_Aim of the task:_ Tell how many lines contain the word "中国共产党纪律处分条例". Reply with the number only.

_Records for this exercise:_
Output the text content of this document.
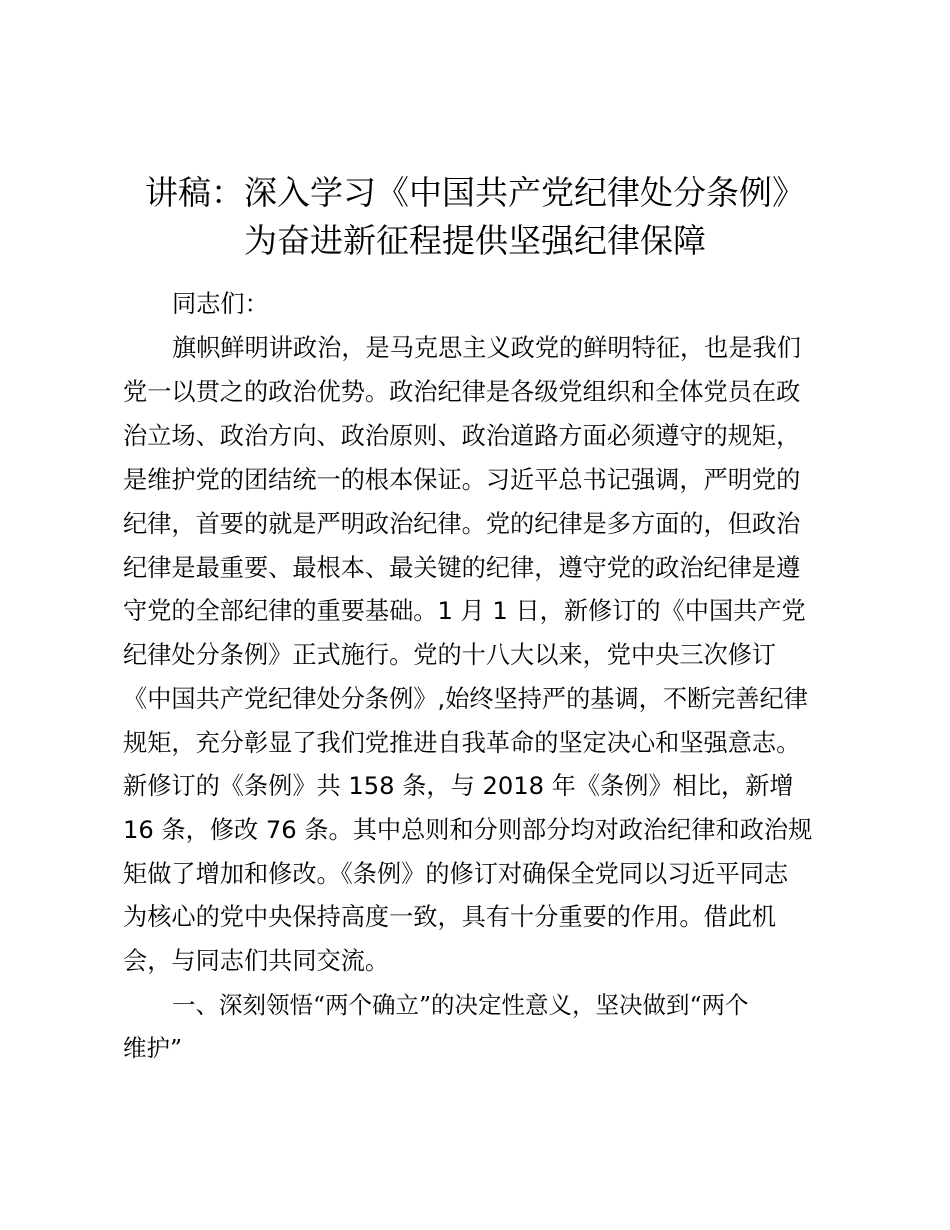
讲稿：深入学习《中国共产党纪律处分条例》
为奋进新征程提供坚强纪律保障
同志们：
旗帜鲜明讲政治，是马克思主义政党的鲜明特征，也是我们
党一以贯之的政治优势。政治纪律是各级党组织和全体党员在政
治立场、政治方向、政治原则、政治道路方面必须遵守的规矩，
是维护党的团结统一的根本保证。习近平总书记强调，严明党的
纪律，首要的就是严明政治纪律。党的纪律是多方面的，但政治
纪律是最重要、最根本、最关键的纪律，遵守党的政治纪律是遵
守党的全部纪律的重要基础。1 月 1 日，新修订的《中国共产党
纪律处分条例》正式施行。党的十八大以来，党中央三次修订
《中国共产党纪律处分条例》,始终坚持严的基调，不断完善纪律
规矩，充分彰显了我们党推进自我革命的坚定决心和坚强意志。
新修订的《条例》共 158 条，与 2018 年《条例》相比，新增
16 条，修改 76 条。其中总则和分则部分均对政治纪律和政治规
矩做了增加和修改。《条例》的修订对确保全党同以习近平同志
为核心的党中央保持高度一致，具有十分重要的作用。借此机
会，与同志们共同交流。
一、深刻领悟“两个确立”的决定性意义，坚决做到“两个
维护”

_Answer in full:_ 2